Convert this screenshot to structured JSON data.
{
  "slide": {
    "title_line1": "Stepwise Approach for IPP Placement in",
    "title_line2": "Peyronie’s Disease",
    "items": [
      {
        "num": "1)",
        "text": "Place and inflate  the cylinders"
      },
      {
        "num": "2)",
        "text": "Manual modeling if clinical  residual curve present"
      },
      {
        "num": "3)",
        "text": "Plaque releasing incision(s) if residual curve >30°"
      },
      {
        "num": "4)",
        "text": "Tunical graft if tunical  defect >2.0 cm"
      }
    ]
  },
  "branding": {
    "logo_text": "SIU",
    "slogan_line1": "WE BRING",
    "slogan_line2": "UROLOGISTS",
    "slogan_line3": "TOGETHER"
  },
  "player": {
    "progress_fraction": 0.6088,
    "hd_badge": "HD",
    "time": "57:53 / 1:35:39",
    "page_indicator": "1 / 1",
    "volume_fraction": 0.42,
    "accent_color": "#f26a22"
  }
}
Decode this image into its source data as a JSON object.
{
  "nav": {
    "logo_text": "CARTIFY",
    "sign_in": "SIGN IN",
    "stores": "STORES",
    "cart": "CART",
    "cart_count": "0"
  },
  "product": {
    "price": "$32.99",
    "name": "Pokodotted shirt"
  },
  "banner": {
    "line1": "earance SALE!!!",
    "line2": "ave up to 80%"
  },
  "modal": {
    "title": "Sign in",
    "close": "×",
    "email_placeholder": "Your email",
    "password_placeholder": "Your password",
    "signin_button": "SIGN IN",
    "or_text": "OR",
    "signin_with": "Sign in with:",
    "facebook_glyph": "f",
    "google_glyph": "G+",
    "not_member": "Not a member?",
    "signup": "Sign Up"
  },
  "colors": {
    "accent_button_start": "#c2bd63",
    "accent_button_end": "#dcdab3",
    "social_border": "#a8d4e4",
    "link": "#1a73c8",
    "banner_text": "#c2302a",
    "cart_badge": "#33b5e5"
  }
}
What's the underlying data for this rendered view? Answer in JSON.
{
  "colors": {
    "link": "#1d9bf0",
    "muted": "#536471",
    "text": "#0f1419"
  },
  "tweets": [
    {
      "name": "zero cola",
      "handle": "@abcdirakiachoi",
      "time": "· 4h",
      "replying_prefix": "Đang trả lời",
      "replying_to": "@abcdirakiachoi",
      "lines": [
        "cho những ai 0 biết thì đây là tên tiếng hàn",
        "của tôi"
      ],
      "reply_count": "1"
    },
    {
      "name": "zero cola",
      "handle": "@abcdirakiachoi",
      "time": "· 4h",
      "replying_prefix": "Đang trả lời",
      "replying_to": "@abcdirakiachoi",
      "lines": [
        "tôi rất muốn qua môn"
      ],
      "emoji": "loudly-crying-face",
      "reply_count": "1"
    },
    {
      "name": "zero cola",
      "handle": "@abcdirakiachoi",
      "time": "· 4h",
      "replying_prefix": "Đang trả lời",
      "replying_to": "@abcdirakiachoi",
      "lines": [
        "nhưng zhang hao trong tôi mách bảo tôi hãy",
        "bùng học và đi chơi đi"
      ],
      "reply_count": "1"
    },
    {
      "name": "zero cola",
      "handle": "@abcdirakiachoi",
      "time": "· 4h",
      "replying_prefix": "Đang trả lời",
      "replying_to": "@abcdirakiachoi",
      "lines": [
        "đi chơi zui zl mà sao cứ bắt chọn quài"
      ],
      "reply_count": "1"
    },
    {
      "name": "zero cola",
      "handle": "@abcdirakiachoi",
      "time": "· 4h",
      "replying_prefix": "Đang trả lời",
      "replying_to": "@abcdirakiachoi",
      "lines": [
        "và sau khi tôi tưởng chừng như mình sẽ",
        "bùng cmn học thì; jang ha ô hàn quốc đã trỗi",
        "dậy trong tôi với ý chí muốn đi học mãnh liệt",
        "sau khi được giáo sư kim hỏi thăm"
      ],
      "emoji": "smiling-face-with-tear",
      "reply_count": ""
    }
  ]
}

====

Your instructions
Nothing may be left out: return each entry exactly as it reads.

Output for this exercise
Convert this screenshot to structured JSON data.
{
  "slide": {
    "title_line1": "Stepwise Approach for IPP Placement in",
    "title_line2": "Peyronie’s Disease",
    "items": [
      {
        "num": "1)",
        "text": "Place and inflate  the cylinders"
      },
      {
        "num": "2)",
        "text": "Manual modeling if clinical  residual curve present"
      },
      {
        "num": "3)",
        "text": "Plaque releasing incision(s) if residual curve >30°"
      },
      {
        "num": "4)",
        "text": "Tunical graft if tunical  defect >2.0 cm"
      }
    ]
  },
  "branding": {
    "logo_text": "SIU",
    "slogan_line1": "WE BRING",
    "slogan_line2": "UROLOGISTS",
    "slogan_line3": "TOGETHER"
  },
  "player": {
    "progress_fraction": 0.6088,
    "hd_badge": "HD",
    "time": "57:53 / 1:35:39",
    "page_indicator": "1 / 1",
    "volume_fraction": 0.42,
    "accent_color": "#f26a22"
  }
}
Decode this image into its source data as a JSON object.
{
  "nav": {
    "logo_text": "CARTIFY",
    "sign_in": "SIGN IN",
    "stores": "STORES",
    "cart": "CART",
    "cart_count": "0"
  },
  "product": {
    "price": "$32.99",
    "name": "Pokodotted shirt"
  },
  "banner": {
    "line1": "earance SALE!!!",
    "line2": "ave up to 80%"
  },
  "modal": {
    "title": "Sign in",
    "close": "×",
    "email_placeholder": "Your email",
    "password_placeholder": "Your password",
    "signin_button": "SIGN IN",
    "or_text": "OR",
    "signin_with": "Sign in with:",
    "facebook_glyph": "f",
    "google_glyph": "G+",
    "not_member": "Not a member?",
    "signup": "Sign Up"
  },
  "colors": {
    "accent_button_start": "#c2bd63",
    "accent_button_end": "#dcdab3",
    "social_border": "#a8d4e4",
    "link": "#1a73c8",
    "banner_text": "#c2302a",
    "cart_badge": "#33b5e5"
  }
}
What's the underlying data for this rendered view? Answer in JSON.
{
  "colors": {
    "link": "#1d9bf0",
    "muted": "#536471",
    "text": "#0f1419"
  },
  "tweets": [
    {
      "name": "zero cola",
      "handle": "@abcdirakiachoi",
      "time": "· 4h",
      "replying_prefix": "Đang trả lời",
      "replying_to": "@abcdirakiachoi",
      "lines": [
        "cho những ai 0 biết thì đây là tên tiếng hàn",
        "của tôi"
      ],
      "reply_count": "1"
    },
    {
      "name": "zero cola",
      "handle": "@abcdirakiachoi",
      "time": "· 4h",
      "replying_prefix": "Đang trả lời",
      "replying_to": "@abcdirakiachoi",
      "lines": [
        "tôi rất muốn qua môn"
      ],
      "emoji": "loudly-crying-face",
      "reply_count": "1"
    },
    {
      "name": "zero cola",
      "handle": "@abcdirakiachoi",
      "time": "· 4h",
      "replying_prefix": "Đang trả lời",
      "replying_to": "@abcdirakiachoi",
      "lines": [
        "nhưng zhang hao trong tôi mách bảo tôi hãy",
        "bùng học và đi chơi đi"
      ],
      "reply_count": "1"
    },
    {
      "name": "zero cola",
      "handle": "@abcdirakiachoi",
      "time": "· 4h",
      "replying_prefix": "Đang trả lời",
      "replying_to": "@abcdirakiachoi",
      "lines": [
        "đi chơi zui zl mà sao cứ bắt chọn quài"
      ],
      "reply_count": "1"
    },
    {
      "name": "zero cola",
      "handle": "@abcdirakiachoi",
      "time": "· 4h",
      "replying_prefix": "Đang trả lời",
      "replying_to": "@abcdirakiachoi",
      "lines": [
        "và sau khi tôi tưởng chừng như mình sẽ",
        "bùng cmn học thì; jang ha ô hàn quốc đã trỗi",
        "dậy trong tôi với ý chí muốn đi học mãnh liệt",
        "sau khi được giáo sư kim hỏi thăm"
      ],
      "emoji": "smiling-face-with-tear",
      "reply_count": ""
    }
  ]
}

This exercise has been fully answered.